**What is asked:** Return the records in full, exactly as given.

**Data listing:**
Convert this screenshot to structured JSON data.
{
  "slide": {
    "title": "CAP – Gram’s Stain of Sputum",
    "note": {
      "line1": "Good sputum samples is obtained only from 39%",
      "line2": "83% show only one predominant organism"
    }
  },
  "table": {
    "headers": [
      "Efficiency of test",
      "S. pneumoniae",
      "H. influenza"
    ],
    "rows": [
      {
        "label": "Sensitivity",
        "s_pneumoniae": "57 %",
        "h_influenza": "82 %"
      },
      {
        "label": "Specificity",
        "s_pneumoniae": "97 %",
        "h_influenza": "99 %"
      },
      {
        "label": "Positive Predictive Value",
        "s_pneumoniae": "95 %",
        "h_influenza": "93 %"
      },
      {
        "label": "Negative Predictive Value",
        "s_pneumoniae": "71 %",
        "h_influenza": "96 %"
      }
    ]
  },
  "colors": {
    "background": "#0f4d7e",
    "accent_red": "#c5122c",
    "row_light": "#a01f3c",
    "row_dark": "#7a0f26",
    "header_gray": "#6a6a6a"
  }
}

**Full answer:**
Convert this screenshot to structured JSON data.
{
  "slide": {
    "title": "CAP – Gram’s Stain of Sputum",
    "note": {
      "line1": "Good sputum samples is obtained only from 39%",
      "line2": "83% show only one predominant organism"
    }
  },
  "table": {
    "headers": [
      "Efficiency of test",
      "S. pneumoniae",
      "H. influenza"
    ],
    "rows": [
      {
        "label": "Sensitivity",
        "s_pneumoniae": "57 %",
        "h_influenza": "82 %"
      },
      {
        "label": "Specificity",
        "s_pneumoniae": "97 %",
        "h_influenza": "99 %"
      },
      {
        "label": "Positive Predictive Value",
        "s_pneumoniae": "95 %",
        "h_influenza": "93 %"
      },
      {
        "label": "Negative Predictive Value",
        "s_pneumoniae": "71 %",
        "h_influenza": "96 %"
      }
    ]
  },
  "colors": {
    "background": "#0f4d7e",
    "accent_red": "#c5122c",
    "row_light": "#a01f3c",
    "row_dark": "#7a0f26",
    "header_gray": "#6a6a6a"
  }
}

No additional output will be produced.